_Task_
Reproduce all of the data exactly, with no line skipped.

(Items from a figure collection)
%%

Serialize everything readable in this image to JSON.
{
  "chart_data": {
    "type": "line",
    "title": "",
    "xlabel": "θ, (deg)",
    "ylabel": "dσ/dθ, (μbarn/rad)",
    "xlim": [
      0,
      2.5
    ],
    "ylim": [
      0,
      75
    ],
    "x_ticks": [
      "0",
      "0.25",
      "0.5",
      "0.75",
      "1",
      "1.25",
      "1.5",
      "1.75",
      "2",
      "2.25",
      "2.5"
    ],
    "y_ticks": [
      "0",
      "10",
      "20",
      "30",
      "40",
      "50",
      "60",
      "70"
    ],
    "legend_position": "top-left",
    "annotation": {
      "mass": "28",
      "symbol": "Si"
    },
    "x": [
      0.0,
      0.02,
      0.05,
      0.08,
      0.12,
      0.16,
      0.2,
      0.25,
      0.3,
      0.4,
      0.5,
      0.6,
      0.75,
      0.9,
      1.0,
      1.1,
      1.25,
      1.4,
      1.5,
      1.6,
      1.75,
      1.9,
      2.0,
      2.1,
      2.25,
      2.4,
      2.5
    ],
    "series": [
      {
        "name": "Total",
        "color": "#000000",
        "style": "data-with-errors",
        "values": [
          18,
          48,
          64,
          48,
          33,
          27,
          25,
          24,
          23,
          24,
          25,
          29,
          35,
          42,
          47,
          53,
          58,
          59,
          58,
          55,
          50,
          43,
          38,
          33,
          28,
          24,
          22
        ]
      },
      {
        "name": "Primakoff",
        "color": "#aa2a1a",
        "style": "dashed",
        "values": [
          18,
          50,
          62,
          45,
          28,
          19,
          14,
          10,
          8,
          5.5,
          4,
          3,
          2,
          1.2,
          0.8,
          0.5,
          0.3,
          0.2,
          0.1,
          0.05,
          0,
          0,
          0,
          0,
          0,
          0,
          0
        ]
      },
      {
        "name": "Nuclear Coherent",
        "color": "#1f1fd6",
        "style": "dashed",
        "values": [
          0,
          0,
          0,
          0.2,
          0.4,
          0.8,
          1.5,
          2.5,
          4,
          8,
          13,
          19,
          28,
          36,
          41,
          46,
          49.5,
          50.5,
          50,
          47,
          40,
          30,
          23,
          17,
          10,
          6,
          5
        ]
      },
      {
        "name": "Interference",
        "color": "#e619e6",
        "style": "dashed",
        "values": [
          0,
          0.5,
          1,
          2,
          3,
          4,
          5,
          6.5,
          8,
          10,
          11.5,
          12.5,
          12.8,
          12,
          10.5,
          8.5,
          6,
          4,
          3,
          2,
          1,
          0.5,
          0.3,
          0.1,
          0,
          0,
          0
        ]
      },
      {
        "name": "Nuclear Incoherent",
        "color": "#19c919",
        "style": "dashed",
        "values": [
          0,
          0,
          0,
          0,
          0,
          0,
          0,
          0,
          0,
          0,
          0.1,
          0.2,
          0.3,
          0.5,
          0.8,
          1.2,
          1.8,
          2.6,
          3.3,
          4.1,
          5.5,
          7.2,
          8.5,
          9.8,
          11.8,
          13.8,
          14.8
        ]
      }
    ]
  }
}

%%

_Output below_
Serialize everything readable in this image to JSON.
{
  "chart_data": {
    "type": "line",
    "title": "",
    "xlabel": "θ, (deg)",
    "ylabel": "dσ/dθ, (μbarn/rad)",
    "xlim": [
      0,
      2.5
    ],
    "ylim": [
      0,
      75
    ],
    "x_ticks": [
      "0",
      "0.25",
      "0.5",
      "0.75",
      "1",
      "1.25",
      "1.5",
      "1.75",
      "2",
      "2.25",
      "2.5"
    ],
    "y_ticks": [
      "0",
      "10",
      "20",
      "30",
      "40",
      "50",
      "60",
      "70"
    ],
    "legend_position": "top-left",
    "annotation": {
      "mass": "28",
      "symbol": "Si"
    },
    "x": [
      0.0,
      0.02,
      0.05,
      0.08,
      0.12,
      0.16,
      0.2,
      0.25,
      0.3,
      0.4,
      0.5,
      0.6,
      0.75,
      0.9,
      1.0,
      1.1,
      1.25,
      1.4,
      1.5,
      1.6,
      1.75,
      1.9,
      2.0,
      2.1,
      2.25,
      2.4,
      2.5
    ],
    "series": [
      {
        "name": "Total",
        "color": "#000000",
        "style": "data-with-errors",
        "values": [
          18,
          48,
          64,
          48,
          33,
          27,
          25,
          24,
          23,
          24,
          25,
          29,
          35,
          42,
          47,
          53,
          58,
          59,
          58,
          55,
          50,
          43,
          38,
          33,
          28,
          24,
          22
        ]
      },
      {
        "name": "Primakoff",
        "color": "#aa2a1a",
        "style": "dashed",
        "values": [
          18,
          50,
          62,
          45,
          28,
          19,
          14,
          10,
          8,
          5.5,
          4,
          3,
          2,
          1.2,
          0.8,
          0.5,
          0.3,
          0.2,
          0.1,
          0.05,
          0,
          0,
          0,
          0,
          0,
          0,
          0
        ]
      },
      {
        "name": "Nuclear Coherent",
        "color": "#1f1fd6",
        "style": "dashed",
        "values": [
          0,
          0,
          0,
          0.2,
          0.4,
          0.8,
          1.5,
          2.5,
          4,
          8,
          13,
          19,
          28,
          36,
          41,
          46,
          49.5,
          50.5,
          50,
          47,
          40,
          30,
          23,
          17,
          10,
          6,
          5
        ]
      },
      {
        "name": "Interference",
        "color": "#e619e6",
        "style": "dashed",
        "values": [
          0,
          0.5,
          1,
          2,
          3,
          4,
          5,
          6.5,
          8,
          10,
          11.5,
          12.5,
          12.8,
          12,
          10.5,
          8.5,
          6,
          4,
          3,
          2,
          1,
          0.5,
          0.3,
          0.1,
          0,
          0,
          0
        ]
      },
      {
        "name": "Nuclear Incoherent",
        "color": "#19c919",
        "style": "dashed",
        "values": [
          0,
          0,
          0,
          0,
          0,
          0,
          0,
          0,
          0,
          0,
          0.1,
          0.2,
          0.3,
          0.5,
          0.8,
          1.2,
          1.8,
          2.6,
          3.3,
          4.1,
          5.5,
          7.2,
          8.5,
          9.8,
          11.8,
          13.8,
          14.8
        ]
      }
    ]
  }
}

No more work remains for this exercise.